- Your instructions -
Without including any images, repeat the data exactly.

**** Data lines

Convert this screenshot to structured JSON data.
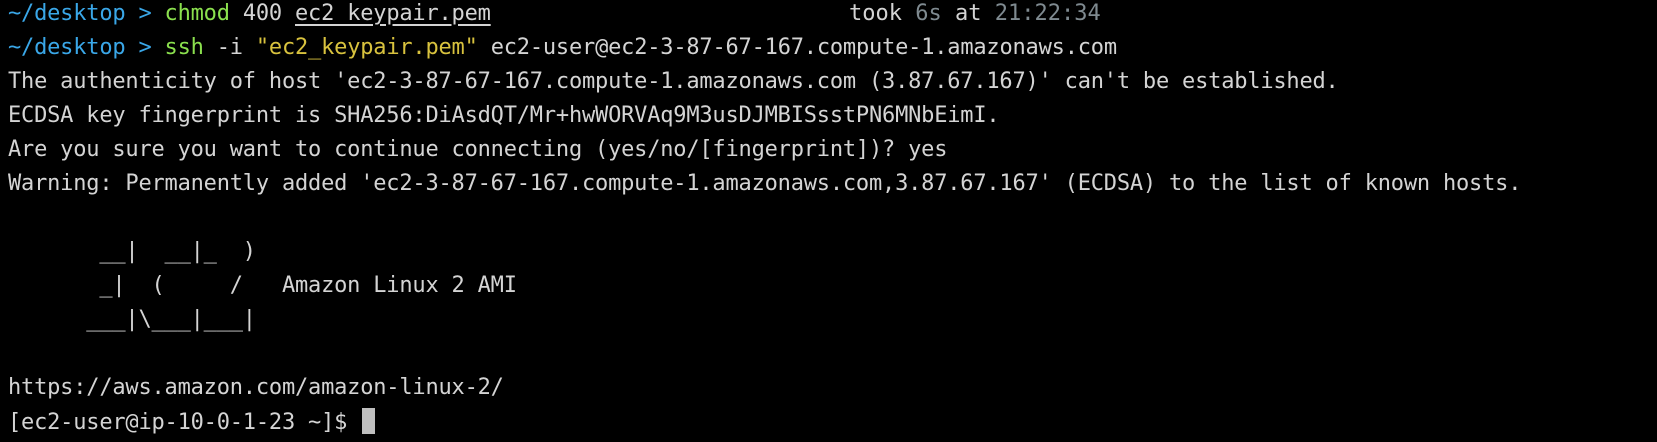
{
  "colors": {
    "background": "#000000",
    "text": "#d4d4d4",
    "path": "#3aa7e8",
    "command": "#8be04e",
    "string": "#d8c23e",
    "dim": "#7f8a90"
  },
  "line1": {
    "path": "~/desktop",
    "chevron": ">",
    "command": "chmod",
    "args": "400",
    "file": "ec2_keypair.pem",
    "took_label": "took",
    "took_value": "6s",
    "at_label": "at",
    "time": "21:22:34"
  },
  "line2": {
    "path": "~/desktop",
    "chevron": ">",
    "command": "ssh",
    "flag": "-i",
    "key_arg": "\"ec2_keypair.pem\"",
    "host": "ec2-user@ec2-3-87-67-167.compute-1.amazonaws.com"
  },
  "output": [
    "The authenticity of host 'ec2-3-87-67-167.compute-1.amazonaws.com (3.87.67.167)' can't be established.",
    "ECDSA key fingerprint is SHA256:DiAsdQT/Mr+hwWORVAq9M3usDJMBISsstPN6MNbEimI.",
    "Are you sure you want to continue connecting (yes/no/[fingerprint])? yes",
    "Warning: Permanently added 'ec2-3-87-67-167.compute-1.amazonaws.com,3.87.67.167' (ECDSA) to the list of known hosts."
  ],
  "banner": [
    "       __|  __|_  )",
    "       _|  (     /   Amazon Linux 2 AMI",
    "      ___|\\___|___|"
  ],
  "url": "https://aws.amazon.com/amazon-linux-2/",
  "prompt": "[ec2-user@ip-10-0-1-23 ~]$ "
}
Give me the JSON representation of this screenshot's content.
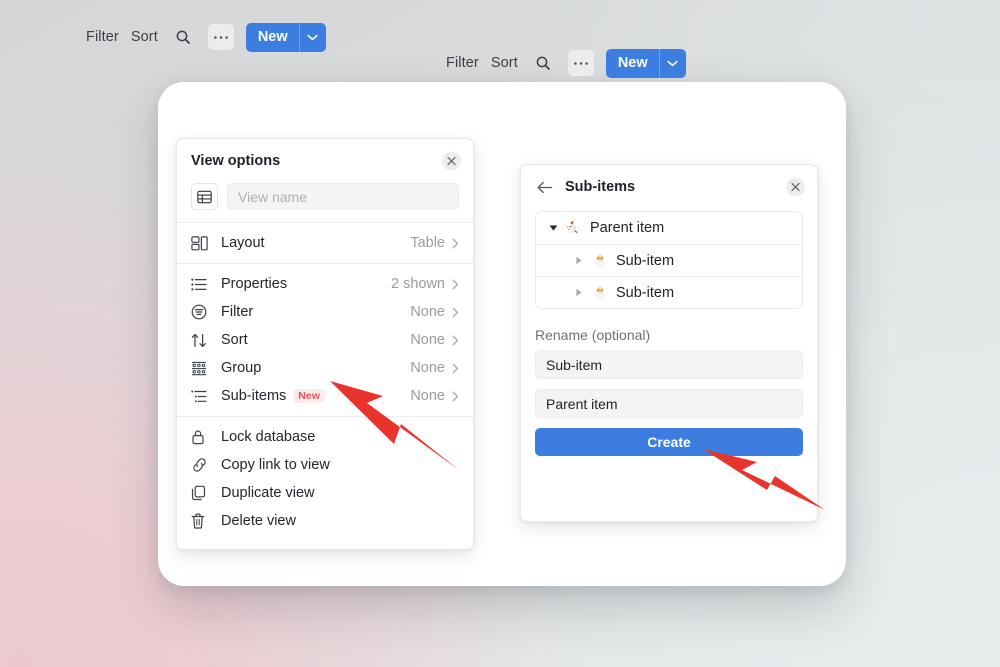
{
  "colors": {
    "accent_blue": "#3b7ee0",
    "arrow_red": "#e8342c",
    "badge_bg": "#fdeaea",
    "badge_text": "#e1555f",
    "panel_bg": "#ffffff",
    "field_bg": "#f4f4f4",
    "muted_text": "#9a9da1",
    "backdrop_pink": "#eccdd2",
    "backdrop_gray": "#d4d6d8",
    "backdrop_blue_gray": "#e6eced"
  },
  "toolbar_left": {
    "filter_label": "Filter",
    "sort_label": "Sort",
    "search_icon": "search-icon",
    "more_icon": "ellipsis-icon",
    "new_label": "New",
    "new_caret_icon": "chevron-down-icon"
  },
  "toolbar_right": {
    "filter_label": "Filter",
    "sort_label": "Sort",
    "search_icon": "search-icon",
    "more_icon": "ellipsis-icon",
    "new_label": "New",
    "new_caret_icon": "chevron-down-icon"
  },
  "view_options_panel": {
    "title": "View options",
    "close_icon": "close-icon",
    "view_name": {
      "icon": "table-icon",
      "value": "",
      "placeholder": "View name"
    },
    "groups": [
      {
        "items": [
          {
            "icon": "layout-icon",
            "label": "Layout",
            "value": "Table",
            "badge": "",
            "chevron": "chevron-right-icon"
          }
        ]
      },
      {
        "items": [
          {
            "icon": "list-icon",
            "label": "Properties",
            "value": "2 shown",
            "badge": "",
            "chevron": "chevron-right-icon"
          },
          {
            "icon": "filter-icon",
            "label": "Filter",
            "value": "None",
            "badge": "",
            "chevron": "chevron-right-icon"
          },
          {
            "icon": "sort-icon",
            "label": "Sort",
            "value": "None",
            "badge": "",
            "chevron": "chevron-right-icon"
          },
          {
            "icon": "group-icon",
            "label": "Group",
            "value": "None",
            "badge": "",
            "chevron": "chevron-right-icon"
          },
          {
            "icon": "subitems-icon",
            "label": "Sub-items",
            "value": "None",
            "badge": "New",
            "chevron": "chevron-right-icon"
          }
        ]
      },
      {
        "items": [
          {
            "icon": "lock-icon",
            "label": "Lock database",
            "value": "",
            "badge": "",
            "chevron": ""
          },
          {
            "icon": "link-icon",
            "label": "Copy link to view",
            "value": "",
            "badge": "",
            "chevron": ""
          },
          {
            "icon": "duplicate-icon",
            "label": "Duplicate view",
            "value": "",
            "badge": "",
            "chevron": ""
          },
          {
            "icon": "trash-icon",
            "label": "Delete view",
            "value": "",
            "badge": "",
            "chevron": ""
          }
        ]
      }
    ]
  },
  "sub_items_panel": {
    "back_icon": "arrow-left-icon",
    "title": "Sub-items",
    "close_icon": "close-icon",
    "tree": [
      {
        "level": 0,
        "caret": "caret-down-icon",
        "emoji": "rooster-emoji",
        "label": "Parent item"
      },
      {
        "level": 1,
        "caret": "caret-right-icon",
        "emoji": "hatching-chick-emoji",
        "label": "Sub-item"
      },
      {
        "level": 1,
        "caret": "caret-right-icon",
        "emoji": "hatching-chick-emoji",
        "label": "Sub-item"
      }
    ],
    "form": {
      "label": "Rename (optional)",
      "field_sub_item": "Sub-item",
      "field_parent_item": "Parent item",
      "create_label": "Create"
    }
  },
  "annotations": {
    "arrow_1": "red-arrow-pointing-to-sub-items-row",
    "arrow_2": "red-arrow-pointing-to-create-button"
  }
}
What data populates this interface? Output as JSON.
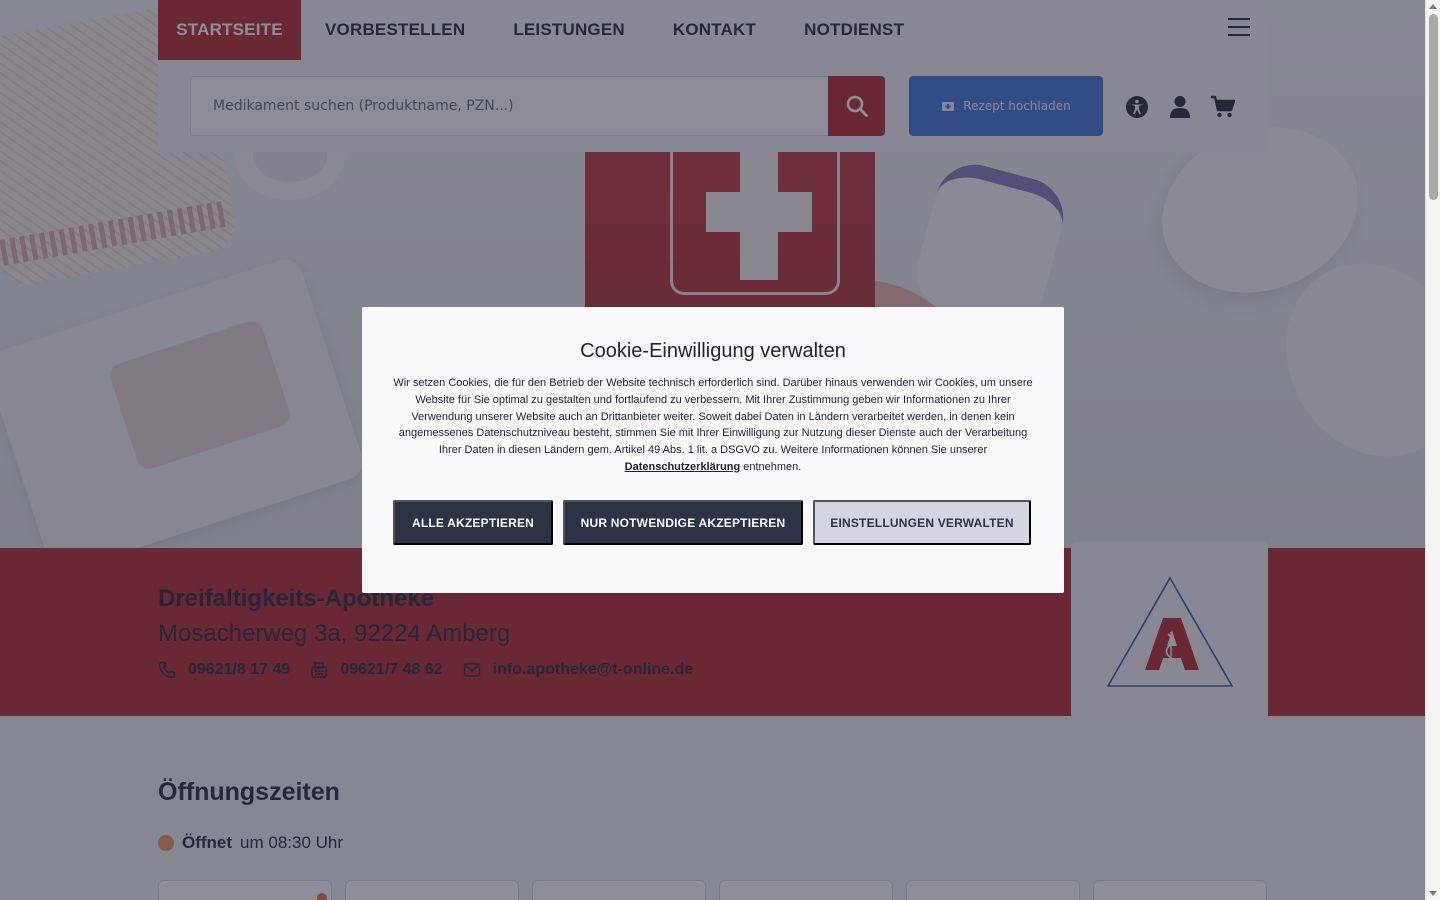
{
  "nav": {
    "items": [
      {
        "label": "STARTSEITE",
        "active": true
      },
      {
        "label": "VORBESTELLEN"
      },
      {
        "label": "LEISTUNGEN"
      },
      {
        "label": "KONTAKT"
      },
      {
        "label": "NOTDIENST"
      }
    ]
  },
  "search": {
    "placeholder": "Medikament suchen (Produktname, PZN...)",
    "value": ""
  },
  "rezept_button": {
    "label": "Rezept hochladen"
  },
  "pharmacy": {
    "name": "Dreifaltigkeits-Apotheke",
    "address": "Mosacherweg 3a, 92224 Amberg",
    "phone": "09621/8 17 49",
    "fax": "09621/7 48 62",
    "email": "info.apotheke@t-online.de"
  },
  "hours": {
    "title": "Öffnungszeiten",
    "status_label": "Öffnet",
    "status_time": "um 08:30 Uhr"
  },
  "cookie": {
    "title": "Cookie-Einwilligung verwalten",
    "text_before_link": "Wir setzen Cookies, die für den Betrieb der Website technisch erforderlich sind. Darüber hinaus verwenden wir Cookies, um unsere Website für Sie optimal zu gestalten und fortlaufend zu verbessern. Mit Ihrer Zustimmung geben wir Informationen zu Ihrer Verwendung unserer Website auch an Drittanbieter weiter. Soweit dabei Daten in Ländern verarbeitet werden, in denen kein angemessenes Datenschutzniveau besteht, stimmen Sie mit Ihrer Einwilligung zur Nutzung dieser Dienste auch der Verarbeitung Ihrer Daten in diesen Ländern gem. Artikel 49 Abs. 1 lit. a DSGVO zu. Weitere Informationen können Sie unserer",
    "link": "Datenschutzerklärung",
    "text_after_link": "entnehmen.",
    "accept_all": "ALLE AKZEPTIEREN",
    "accept_necessary": "NUR NOTWENDIGE AKZEPTIEREN",
    "settings": "EINSTELLUNGEN VERWALTEN"
  },
  "colors": {
    "brand_red": "#b8323a",
    "accent_blue": "#4a7ad8",
    "dark_button": "#2c3346",
    "status_dot": "#f09a5e"
  },
  "icons": [
    "search-icon",
    "prescription-icon",
    "accessibility-icon",
    "user-icon",
    "cart-icon",
    "menu-icon",
    "phone-icon",
    "fax-icon",
    "mail-icon",
    "pharmacy-logo"
  ]
}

********

- Task result -
Convert this screenshot to structured JSON data.
{
  "colors": {
    "background": "#000000",
    "text": "#d4d4d4",
    "path": "#3aa7e8",
    "command": "#8be04e",
    "string": "#d8c23e",
    "dim": "#7f8a90"
  },
  "line1": {
    "path": "~/desktop",
    "chevron": ">",
    "command": "chmod",
    "args": "400",
    "file": "ec2_keypair.pem",
    "took_label": "took",
    "took_value": "6s",
    "at_label": "at",
    "time": "21:22:34"
  },
  "line2": {
    "path": "~/desktop",
    "chevron": ">",
    "command": "ssh",
    "flag": "-i",
    "key_arg": "\"ec2_keypair.pem\"",
    "host": "ec2-user@ec2-3-87-67-167.compute-1.amazonaws.com"
  },
  "output": [
    "The authenticity of host 'ec2-3-87-67-167.compute-1.amazonaws.com (3.87.67.167)' can't be established.",
    "ECDSA key fingerprint is SHA256:DiAsdQT/Mr+hwWORVAq9M3usDJMBISsstPN6MNbEimI.",
    "Are you sure you want to continue connecting (yes/no/[fingerprint])? yes",
    "Warning: Permanently added 'ec2-3-87-67-167.compute-1.amazonaws.com,3.87.67.167' (ECDSA) to the list of known hosts."
  ],
  "banner": [
    "       __|  __|_  )",
    "       _|  (     /   Amazon Linux 2 AMI",
    "      ___|\\___|___|"
  ],
  "url": "https://aws.amazon.com/amazon-linux-2/",
  "prompt": "[ec2-user@ip-10-0-1-23 ~]$ "
}
Give me the JSON representation of this screenshot's content.
{
  "colors": {
    "accent_blue": "#3b7ee0",
    "arrow_red": "#e8342c",
    "badge_bg": "#fdeaea",
    "badge_text": "#e1555f",
    "panel_bg": "#ffffff",
    "field_bg": "#f4f4f4",
    "muted_text": "#9a9da1",
    "backdrop_pink": "#eccdd2",
    "backdrop_gray": "#d4d6d8",
    "backdrop_blue_gray": "#e6eced"
  },
  "toolbar_left": {
    "filter_label": "Filter",
    "sort_label": "Sort",
    "search_icon": "search-icon",
    "more_icon": "ellipsis-icon",
    "new_label": "New",
    "new_caret_icon": "chevron-down-icon"
  },
  "toolbar_right": {
    "filter_label": "Filter",
    "sort_label": "Sort",
    "search_icon": "search-icon",
    "more_icon": "ellipsis-icon",
    "new_label": "New",
    "new_caret_icon": "chevron-down-icon"
  },
  "view_options_panel": {
    "title": "View options",
    "close_icon": "close-icon",
    "view_name": {
      "icon": "table-icon",
      "value": "",
      "placeholder": "View name"
    },
    "groups": [
      {
        "items": [
          {
            "icon": "layout-icon",
            "label": "Layout",
            "value": "Table",
            "badge": "",
            "chevron": "chevron-right-icon"
          }
        ]
      },
      {
        "items": [
          {
            "icon": "list-icon",
            "label": "Properties",
            "value": "2 shown",
            "badge": "",
            "chevron": "chevron-right-icon"
          },
          {
            "icon": "filter-icon",
            "label": "Filter",
            "value": "None",
            "badge": "",
            "chevron": "chevron-right-icon"
          },
          {
            "icon": "sort-icon",
            "label": "Sort",
            "value": "None",
            "badge": "",
            "chevron": "chevron-right-icon"
          },
          {
            "icon": "group-icon",
            "label": "Group",
            "value": "None",
            "badge": "",
            "chevron": "chevron-right-icon"
          },
          {
            "icon": "subitems-icon",
            "label": "Sub-items",
            "value": "None",
            "badge": "New",
            "chevron": "chevron-right-icon"
          }
        ]
      },
      {
        "items": [
          {
            "icon": "lock-icon",
            "label": "Lock database",
            "value": "",
            "badge": "",
            "chevron": ""
          },
          {
            "icon": "link-icon",
            "label": "Copy link to view",
            "value": "",
            "badge": "",
            "chevron": ""
          },
          {
            "icon": "duplicate-icon",
            "label": "Duplicate view",
            "value": "",
            "badge": "",
            "chevron": ""
          },
          {
            "icon": "trash-icon",
            "label": "Delete view",
            "value": "",
            "badge": "",
            "chevron": ""
          }
        ]
      }
    ]
  },
  "sub_items_panel": {
    "back_icon": "arrow-left-icon",
    "title": "Sub-items",
    "close_icon": "close-icon",
    "tree": [
      {
        "level": 0,
        "caret": "caret-down-icon",
        "emoji": "rooster-emoji",
        "label": "Parent item"
      },
      {
        "level": 1,
        "caret": "caret-right-icon",
        "emoji": "hatching-chick-emoji",
        "label": "Sub-item"
      },
      {
        "level": 1,
        "caret": "caret-right-icon",
        "emoji": "hatching-chick-emoji",
        "label": "Sub-item"
      }
    ],
    "form": {
      "label": "Rename (optional)",
      "field_sub_item": "Sub-item",
      "field_parent_item": "Parent item",
      "create_label": "Create"
    }
  },
  "annotations": {
    "arrow_1": "red-arrow-pointing-to-sub-items-row",
    "arrow_2": "red-arrow-pointing-to-create-button"
  }
}
What data populates this interface? Output as JSON.
{
  "nav": {
    "items": [
      {
        "label": "STARTSEITE",
        "active": true
      },
      {
        "label": "VORBESTELLEN"
      },
      {
        "label": "LEISTUNGEN"
      },
      {
        "label": "KONTAKT"
      },
      {
        "label": "NOTDIENST"
      }
    ]
  },
  "search": {
    "placeholder": "Medikament suchen (Produktname, PZN...)",
    "value": ""
  },
  "rezept_button": {
    "label": "Rezept hochladen"
  },
  "pharmacy": {
    "name": "Dreifaltigkeits-Apotheke",
    "address": "Mosacherweg 3a, 92224 Amberg",
    "phone": "09621/8 17 49",
    "fax": "09621/7 48 62",
    "email": "info.apotheke@t-online.de"
  },
  "hours": {
    "title": "Öffnungszeiten",
    "status_label": "Öffnet",
    "status_time": "um 08:30 Uhr"
  },
  "cookie": {
    "title": "Cookie-Einwilligung verwalten",
    "text_before_link": "Wir setzen Cookies, die für den Betrieb der Website technisch erforderlich sind. Darüber hinaus verwenden wir Cookies, um unsere Website für Sie optimal zu gestalten und fortlaufend zu verbessern. Mit Ihrer Zustimmung geben wir Informationen zu Ihrer Verwendung unserer Website auch an Drittanbieter weiter. Soweit dabei Daten in Ländern verarbeitet werden, in denen kein angemessenes Datenschutzniveau besteht, stimmen Sie mit Ihrer Einwilligung zur Nutzung dieser Dienste auch der Verarbeitung Ihrer Daten in diesen Ländern gem. Artikel 49 Abs. 1 lit. a DSGVO zu. Weitere Informationen können Sie unserer",
    "link": "Datenschutzerklärung",
    "text_after_link": "entnehmen.",
    "accept_all": "ALLE AKZEPTIEREN",
    "accept_necessary": "NUR NOTWENDIGE AKZEPTIEREN",
    "settings": "EINSTELLUNGEN VERWALTEN"
  },
  "colors": {
    "brand_red": "#b8323a",
    "accent_blue": "#4a7ad8",
    "dark_button": "#2c3346",
    "status_dot": "#f09a5e"
  },
  "icons": [
    "search-icon",
    "prescription-icon",
    "accessibility-icon",
    "user-icon",
    "cart-icon",
    "menu-icon",
    "phone-icon",
    "fax-icon",
    "mail-icon",
    "pharmacy-logo"
  ]
}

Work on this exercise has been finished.